__Dataset records__:

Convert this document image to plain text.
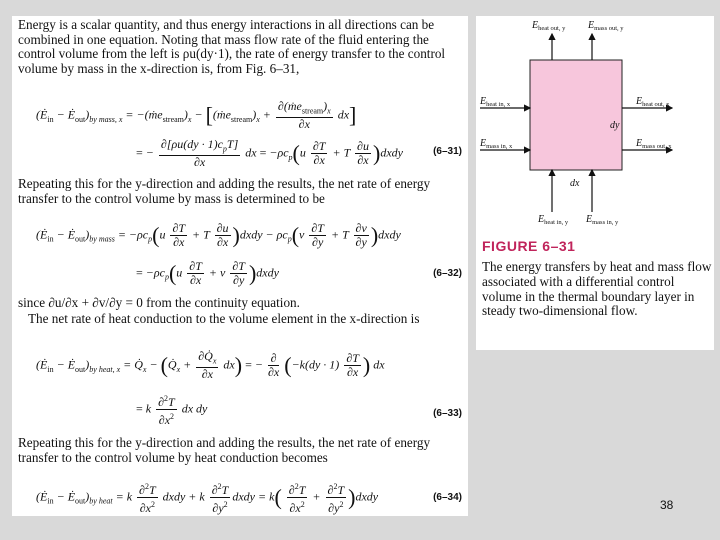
Energy is a scalar quantity, and thus energy interactions in all directions can be combined in one equation. Noting that mass flow rate of the fluid entering the control volume from the left is ρu(dy·1), the rate of energy transfer to the control volume by mass in the x-direction is, from Fig. 6–31,

($Ė_{in}$ − $Ė_{out})_{by mass, x}$ = $-(ṁe_{stream})_x$ − $[(ṁe_{stream})_x + \frac{\partial(ṁe_{stream})_x}{\partial x} dx]$
= − $\frac{\partial[\rho u(dy \cdot 1)c_pT]}{\partial x}$ dx = $-\rho c_p(u \frac{\partial T}{\partial x} + T \frac{\partial u}{\partial x}$ )dxdy	(6–31)

Repeating this for the y-direction and adding the results, the net rate of energy transfer to the control volume by mass is determined to be

($Ė_{in}$ − $Ė_{out})_{by mass} = -\rho c_p(u \frac{\partial T}{\partial x} + T \frac{\partial u}{\partial x}$ )dxdy − $\rho c_p(v \frac{\partial T}{\partial y} + T \frac{\partial v}{\partial y}$ )dxdy
= $-\rho c_p(u \frac{\partial T}{\partial x} + v \frac{\partial T}{\partial y}$ )dxdy	(6–32)

since ∂u/∂x + ∂v/∂y = 0 from the continuity equation.

The net rate of heat conduction to the volume element in the x-direction is

($Ė_{in}$ − $Ė_{out})_{by heat, x}$ = $Q̇_x$ − $(Q̇_x + \frac{\partial Q̇_x}{\partial x} dx)$ = − $\frac{\partial}{\partial x} (-k(dy \cdot 1) \frac{\partial T}{\partial x}$ ) dx
= k $\frac{\partial^2T}{\partial x^2}$ dx dy	(6–33)

Repeating this for the y-direction and adding the results, the net rate of energy transfer to the control volume by heat conduction becomes

($Ė_{in}$ − $Ė_{out})_{by heat} = k \frac{\partial^2T}{\partial x^2}$ dxdy + k $\frac{\partial^2T}{\partial y^2}$ dxdy = $k( \frac{\partial^2T}{\partial x^2} + \frac{\partial^2T}{\partial y^2}$ )dxdy	(6–34)
$E_{heat out, y}$ $E_{mass out, y}$
$E_{heat in, x}$	$E_{heat out, x}$
$E_{mass in, x}$	$E_{mass out, x}$
$E_{heat in, y}$ $E_{mass in, y}$
dx
dy
FIGURE 6–31
The energy transfers by heat and mass flow associated with a differential control volume in the thermal boundary layer in steady two-dimensional flow.
38
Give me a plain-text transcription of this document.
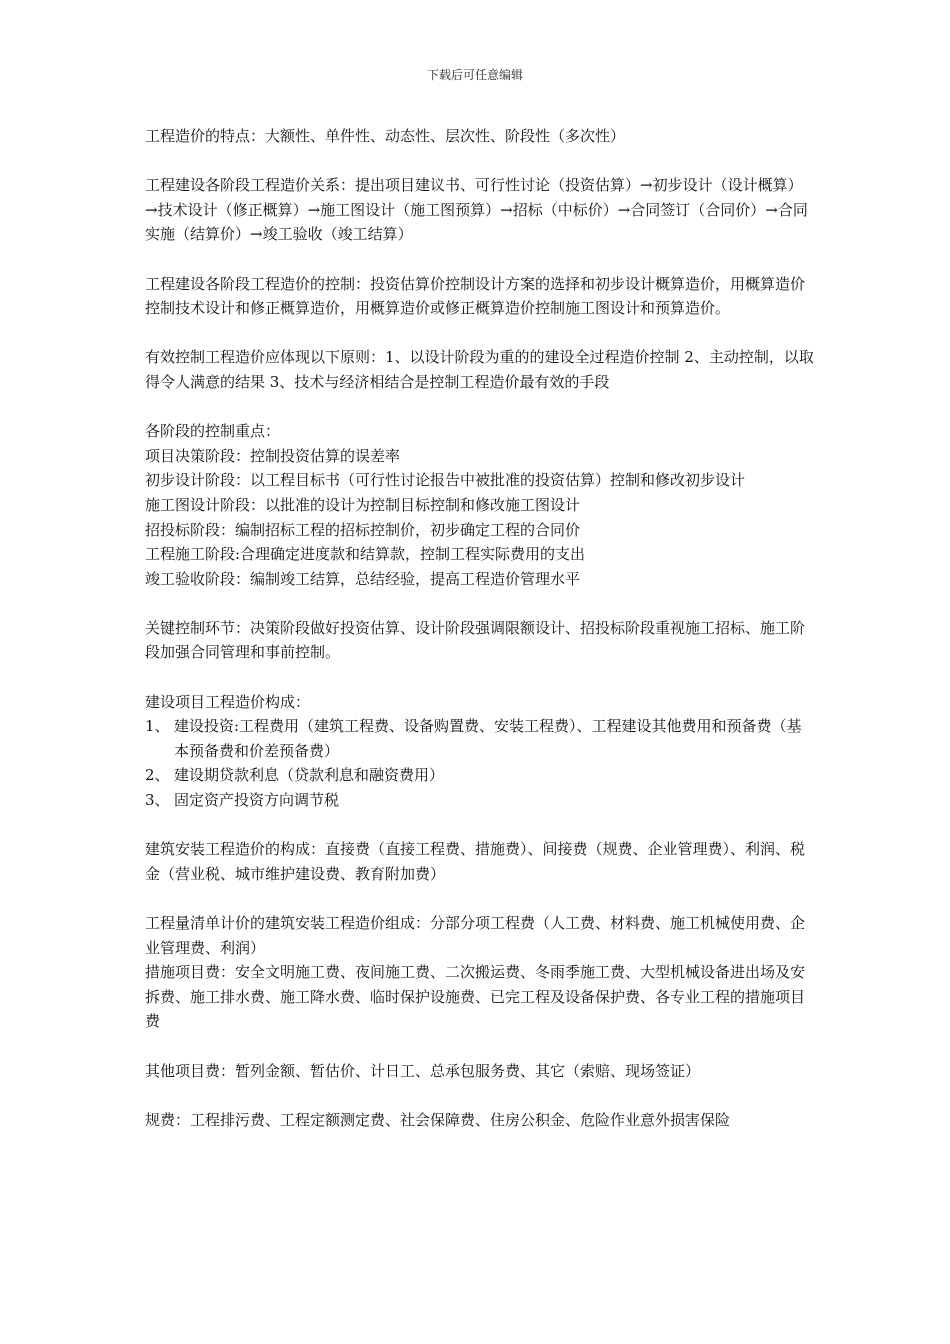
下载后可任意编辑

工程造价的特点：大额性、单件性、动态性、层次性、阶段性（多次性）

工程建设各阶段工程造价关系：提出项目建议书、可行性讨论（投资估算）→初步设计（设计概算）→技术设计（修正概算）→施工图设计（施工图预算）→招标（中标价）→合同签订（合同价）→合同实施（结算价）→竣工验收（竣工结算）

工程建设各阶段工程造价的控制：投资估算价控制设计方案的选择和初步设计概算造价，用概算造价控制技术设计和修正概算造价，用概算造价或修正概算造价控制施工图设计和预算造价。

有效控制工程造价应体现以下原则：1、以设计阶段为重的的建设全过程造价控制 2、主动控制，以取得令人满意的结果 3、技术与经济相结合是控制工程造价最有效的手段

各阶段的控制重点：

项目决策阶段：控制投资估算的误差率

初步设计阶段：以工程目标书（可行性讨论报告中被批准的投资估算）控制和修改初步设计

施工图设计阶段：以批准的设计为控制目标控制和修改施工图设计

招投标阶段：编制招标工程的招标控制价，初步确定工程的合同价

工程施工阶段:合理确定进度款和结算款，控制工程实际费用的支出

竣工验收阶段：编制竣工结算，总结经验，提高工程造价管理水平

关键控制环节：决策阶段做好投资估算、设计阶段强调限额设计、招投标阶段重视施工招标、施工阶段加强合同管理和事前控制。

建设项目工程造价构成：

1、 建设投资:工程费用（建筑工程费、设备购置费、安装工程费）、工程建设其他费用和预备费（基本预备费和价差预备费）
2、 建设期贷款利息（贷款利息和融资费用）
3、 固定资产投资方向调节税

建筑安装工程造价的构成：直接费（直接工程费、措施费）、间接费（规费、企业管理费）、利润、税金（营业税、城市维护建设费、教育附加费）

工程量清单计价的建筑安装工程造价组成：分部分项工程费（人工费、材料费、施工机械使用费、企业管理费、利润）

措施项目费：安全文明施工费、夜间施工费、二次搬运费、冬雨季施工费、大型机械设备进出场及安拆费、施工排水费、施工降水费、临时保护设施费、已完工程及设备保护费、各专业工程的措施项目费

其他项目费：暂列金额、暂估价、计日工、总承包服务费、其它（索赔、现场签证）

规费：工程排污费、工程定额测定费、社会保障费、住房公积金、危险作业意外损害保险
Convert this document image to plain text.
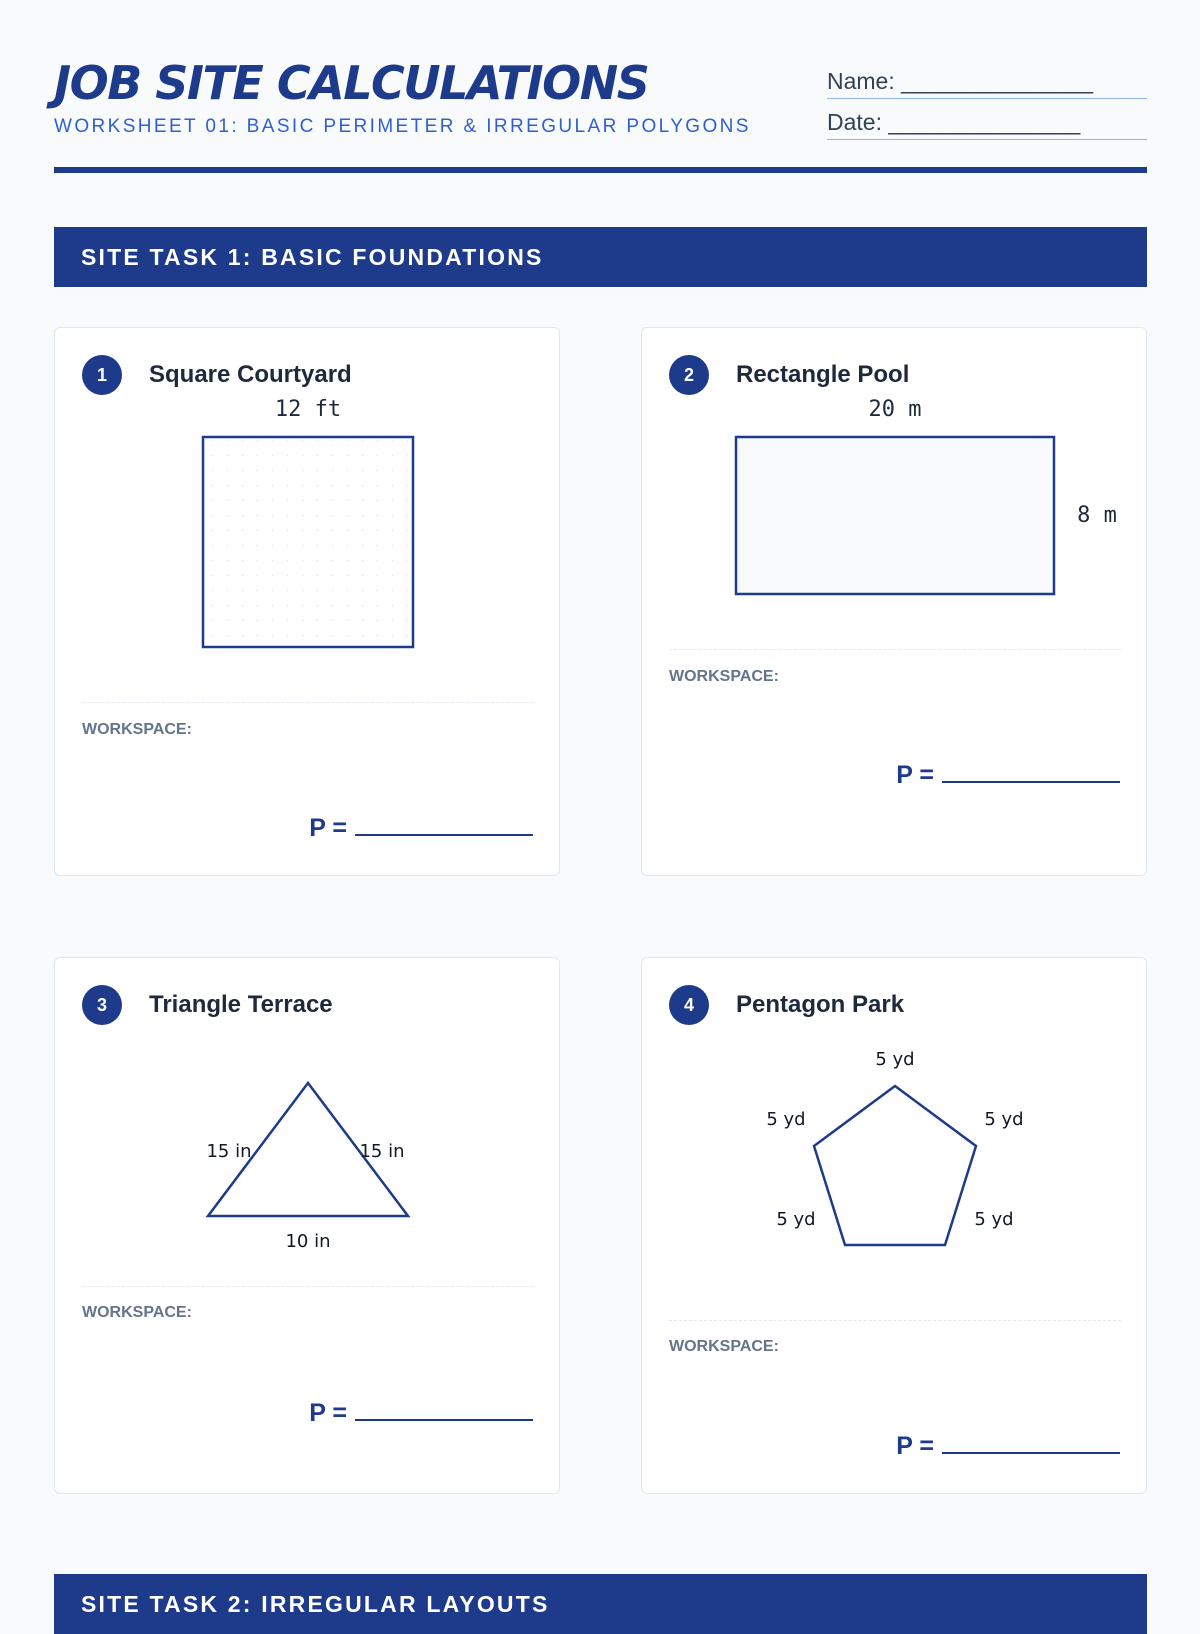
JOB SITE CALCULATIONS
WORKSHEET 01: BASIC PERIMETER & IRREGULAR POLYGONS
Name: _______________
Date: _______________
SITE TASK 1: BASIC FOUNDATIONS
1	Square Courtyard
12 ft
WORKSPACE:
P =
2	Rectangle Pool
20 m
8 m
WORKSPACE:
P =
3	Triangle Terrace
15 in	15 in
10 in
WORKSPACE:
P =
4	Pentagon Park
5 yd
5 yd	5 yd
5 yd	5 yd
WORKSPACE:
P =
SITE TASK 2: IRREGULAR LAYOUTS
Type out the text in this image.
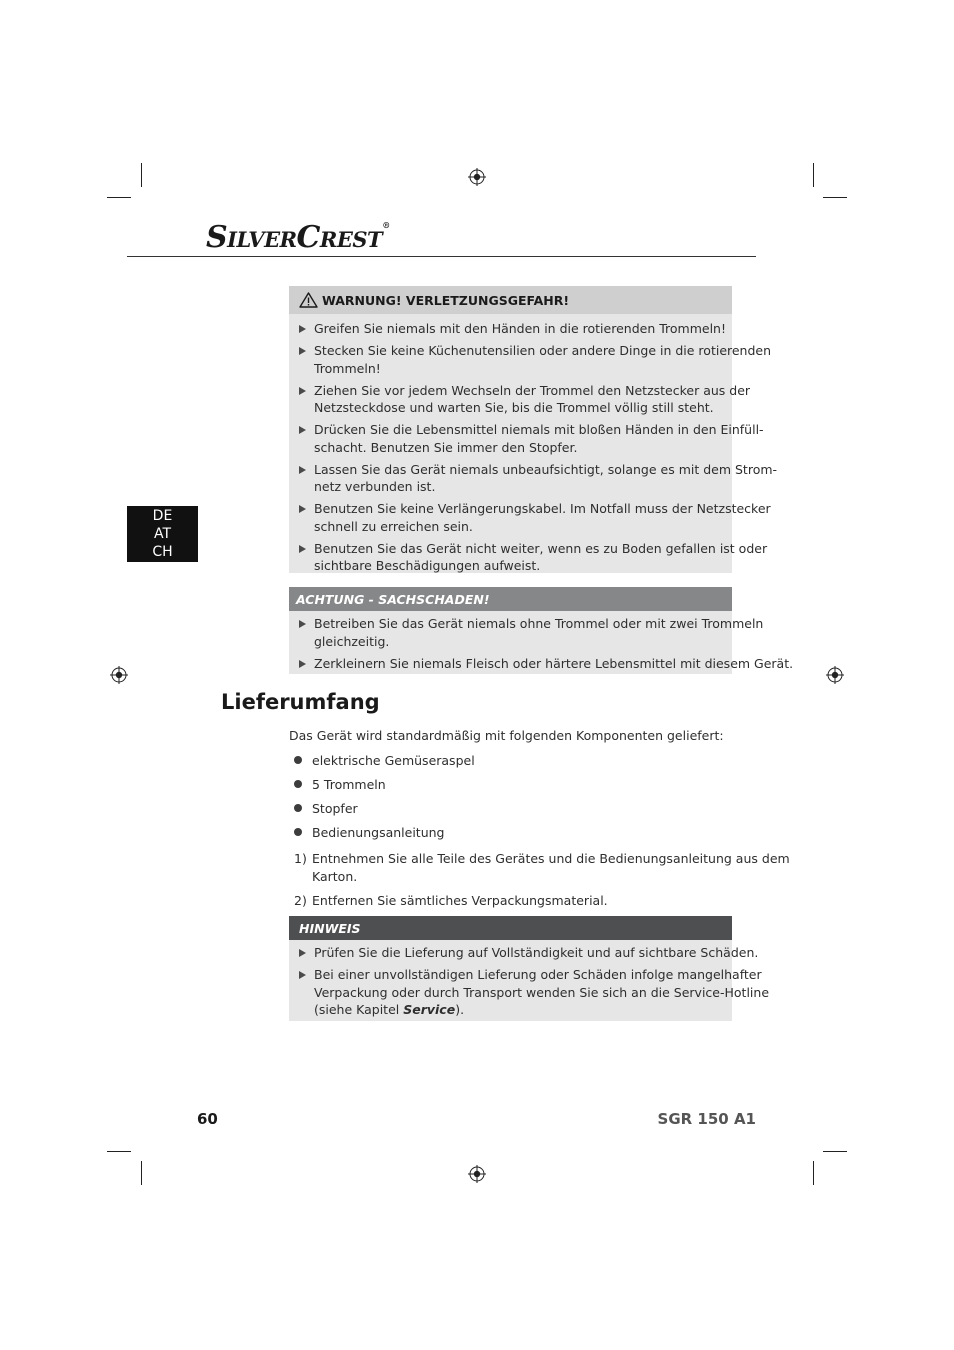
SILVERCREST®
DE
AT
CH
WARNUNG! VERLETZUNGSGEFAHR!
Greifen Sie niemals mit den Händen in die rotierenden Trommeln!
Stecken Sie keine Küchenutensilien oder andere Dinge in die rotierenden
Trommeln!
Ziehen Sie vor jedem Wechseln der Trommel den Netzstecker aus der
Netzsteckdose und warten Sie, bis die Trommel völlig still steht.
Drücken Sie die Lebensmittel niemals mit bloßen Händen in den Einfüll-
schacht. Benutzen Sie immer den Stopfer.
Lassen Sie das Gerät niemals unbeaufsichtigt, solange es mit dem Strom-
netz verbunden ist.
Benutzen Sie keine Verlängerungskabel. Im Notfall muss der Netzstecker
schnell zu erreichen sein.
Benutzen Sie das Gerät nicht weiter, wenn es zu Boden gefallen ist oder
sichtbare Beschädigungen aufweist.
ACHTUNG - SACHSCHADEN!
Betreiben Sie das Gerät niemals ohne Trommel oder mit zwei Trommeln
gleichzeitig.
Zerkleinern Sie niemals Fleisch oder härtere Lebensmittel mit diesem Gerät.
Lieferumfang
Das Gerät wird standardmäßig mit folgenden Komponenten geliefert:
elektrische Gemüseraspel
5 Trommeln
Stopfer
Bedienungsanleitung
1) Entnehmen Sie alle Teile des Gerätes und die Bedienungsanleitung aus dem
Karton.
2) Entfernen Sie sämtliches Verpackungsmaterial.
HINWEIS
Prüfen Sie die Lieferung auf Vollständigkeit und auf sichtbare Schäden.
Bei einer unvollständigen Lieferung oder Schäden infolge mangelhafter
Verpackung oder durch Transport wenden Sie sich an die Service-Hotline
(siehe Kapitel Service).
60	SGR 150 A1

__Task goal__:
Write out the entries again, exactly as given, skipping any images.

__Worked solution__:
Convert this document image to plain text.
Energy is a scalar quantity, and thus energy interactions in all directions can be combined in one equation. Noting that mass flow rate of the fluid entering the control volume from the left is ρu(dy·1), the rate of energy transfer to the control volume by mass in the x-direction is, from Fig. 6–31,

($Ė_{in}$ − $Ė_{out})_{by mass, x}$ = $-(ṁe_{stream})_x$ − $[(ṁe_{stream})_x + \frac{\partial(ṁe_{stream})_x}{\partial x} dx]$
= − $\frac{\partial[\rho u(dy \cdot 1)c_pT]}{\partial x}$ dx = $-\rho c_p(u \frac{\partial T}{\partial x} + T \frac{\partial u}{\partial x}$ )dxdy	(6–31)

Repeating this for the y-direction and adding the results, the net rate of energy transfer to the control volume by mass is determined to be

($Ė_{in}$ − $Ė_{out})_{by mass} = -\rho c_p(u \frac{\partial T}{\partial x} + T \frac{\partial u}{\partial x}$ )dxdy − $\rho c_p(v \frac{\partial T}{\partial y} + T \frac{\partial v}{\partial y}$ )dxdy
= $-\rho c_p(u \frac{\partial T}{\partial x} + v \frac{\partial T}{\partial y}$ )dxdy	(6–32)

since ∂u/∂x + ∂v/∂y = 0 from the continuity equation.

The net rate of heat conduction to the volume element in the x-direction is

($Ė_{in}$ − $Ė_{out})_{by heat, x}$ = $Q̇_x$ − $(Q̇_x + \frac{\partial Q̇_x}{\partial x} dx)$ = − $\frac{\partial}{\partial x} (-k(dy \cdot 1) \frac{\partial T}{\partial x}$ ) dx
= k $\frac{\partial^2T}{\partial x^2}$ dx dy	(6–33)

Repeating this for the y-direction and adding the results, the net rate of energy transfer to the control volume by heat conduction becomes

($Ė_{in}$ − $Ė_{out})_{by heat} = k \frac{\partial^2T}{\partial x^2}$ dxdy + k $\frac{\partial^2T}{\partial y^2}$ dxdy = $k( \frac{\partial^2T}{\partial x^2} + \frac{\partial^2T}{\partial y^2}$ )dxdy	(6–34)
$E_{heat out, y}$ $E_{mass out, y}$
$E_{heat in, x}$	$E_{heat out, x}$
$E_{mass in, x}$	$E_{mass out, x}$
$E_{heat in, y}$ $E_{mass in, y}$
dx
dy
FIGURE 6–31
The energy transfers by heat and mass flow associated with a differential control volume in the thermal boundary layer in steady two-dimensional flow.
38
Give me a plain-text transcription of this document.
下载后可任意编辑

工程造价的特点：大额性、单件性、动态性、层次性、阶段性（多次性）

工程建设各阶段工程造价关系：提出项目建议书、可行性讨论（投资估算）→初步设计（设计概算）→技术设计（修正概算）→施工图设计（施工图预算）→招标（中标价）→合同签订（合同价）→合同实施（结算价）→竣工验收（竣工结算）

工程建设各阶段工程造价的控制：投资估算价控制设计方案的选择和初步设计概算造价，用概算造价控制技术设计和修正概算造价，用概算造价或修正概算造价控制施工图设计和预算造价。

有效控制工程造价应体现以下原则：1、以设计阶段为重的的建设全过程造价控制 2、主动控制，以取得令人满意的结果 3、技术与经济相结合是控制工程造价最有效的手段

各阶段的控制重点：

项目决策阶段：控制投资估算的误差率

初步设计阶段：以工程目标书（可行性讨论报告中被批准的投资估算）控制和修改初步设计

施工图设计阶段：以批准的设计为控制目标控制和修改施工图设计

招投标阶段：编制招标工程的招标控制价，初步确定工程的合同价

工程施工阶段:合理确定进度款和结算款，控制工程实际费用的支出

竣工验收阶段：编制竣工结算，总结经验，提高工程造价管理水平

关键控制环节：决策阶段做好投资估算、设计阶段强调限额设计、招投标阶段重视施工招标、施工阶段加强合同管理和事前控制。

建设项目工程造价构成：

1、 建设投资:工程费用（建筑工程费、设备购置费、安装工程费）、工程建设其他费用和预备费（基本预备费和价差预备费）
2、 建设期贷款利息（贷款利息和融资费用）
3、 固定资产投资方向调节税

建筑安装工程造价的构成：直接费（直接工程费、措施费）、间接费（规费、企业管理费）、利润、税金（营业税、城市维护建设费、教育附加费）

工程量清单计价的建筑安装工程造价组成：分部分项工程费（人工费、材料费、施工机械使用费、企业管理费、利润）

措施项目费：安全文明施工费、夜间施工费、二次搬运费、冬雨季施工费、大型机械设备进出场及安拆费、施工排水费、施工降水费、临时保护设施费、已完工程及设备保护费、各专业工程的措施项目费

其他项目费：暂列金额、暂估价、计日工、总承包服务费、其它（索赔、现场签证）

规费：工程排污费、工程定额测定费、社会保障费、住房公积金、危险作业意外损害保险
Convert this document image to plain text.
JOB SITE CALCULATIONS
WORKSHEET 01: BASIC PERIMETER & IRREGULAR POLYGONS
Name: _______________
Date: _______________
SITE TASK 1: BASIC FOUNDATIONS
1	Square Courtyard
12 ft
WORKSPACE:
P =
2	Rectangle Pool
20 m
8 m
WORKSPACE:
P =
3	Triangle Terrace
15 in	15 in
10 in
WORKSPACE:
P =
4	Pentagon Park
5 yd
5 yd	5 yd
5 yd	5 yd
WORKSPACE:
P =
SITE TASK 2: IRREGULAR LAYOUTS
Type out the text in this image.
SILVERCREST®
DE
AT
CH
WARNUNG! VERLETZUNGSGEFAHR!
Greifen Sie niemals mit den Händen in die rotierenden Trommeln!
Stecken Sie keine Küchenutensilien oder andere Dinge in die rotierenden
Trommeln!
Ziehen Sie vor jedem Wechseln der Trommel den Netzstecker aus der
Netzsteckdose und warten Sie, bis die Trommel völlig still steht.
Drücken Sie die Lebensmittel niemals mit bloßen Händen in den Einfüll-
schacht. Benutzen Sie immer den Stopfer.
Lassen Sie das Gerät niemals unbeaufsichtigt, solange es mit dem Strom-
netz verbunden ist.
Benutzen Sie keine Verlängerungskabel. Im Notfall muss der Netzstecker
schnell zu erreichen sein.
Benutzen Sie das Gerät nicht weiter, wenn es zu Boden gefallen ist oder
sichtbare Beschädigungen aufweist.
ACHTUNG - SACHSCHADEN!
Betreiben Sie das Gerät niemals ohne Trommel oder mit zwei Trommeln
gleichzeitig.
Zerkleinern Sie niemals Fleisch oder härtere Lebensmittel mit diesem Gerät.
Lieferumfang
Das Gerät wird standardmäßig mit folgenden Komponenten geliefert:
elektrische Gemüseraspel
5 Trommeln
Stopfer
Bedienungsanleitung
1) Entnehmen Sie alle Teile des Gerätes und die Bedienungsanleitung aus dem
Karton.
2) Entfernen Sie sämtliches Verpackungsmaterial.
HINWEIS
Prüfen Sie die Lieferung auf Vollständigkeit und auf sichtbare Schäden.
Bei einer unvollständigen Lieferung oder Schäden infolge mangelhafter
Verpackung oder durch Transport wenden Sie sich an die Service-Hotline
(siehe Kapitel Service).
60	SGR 150 A1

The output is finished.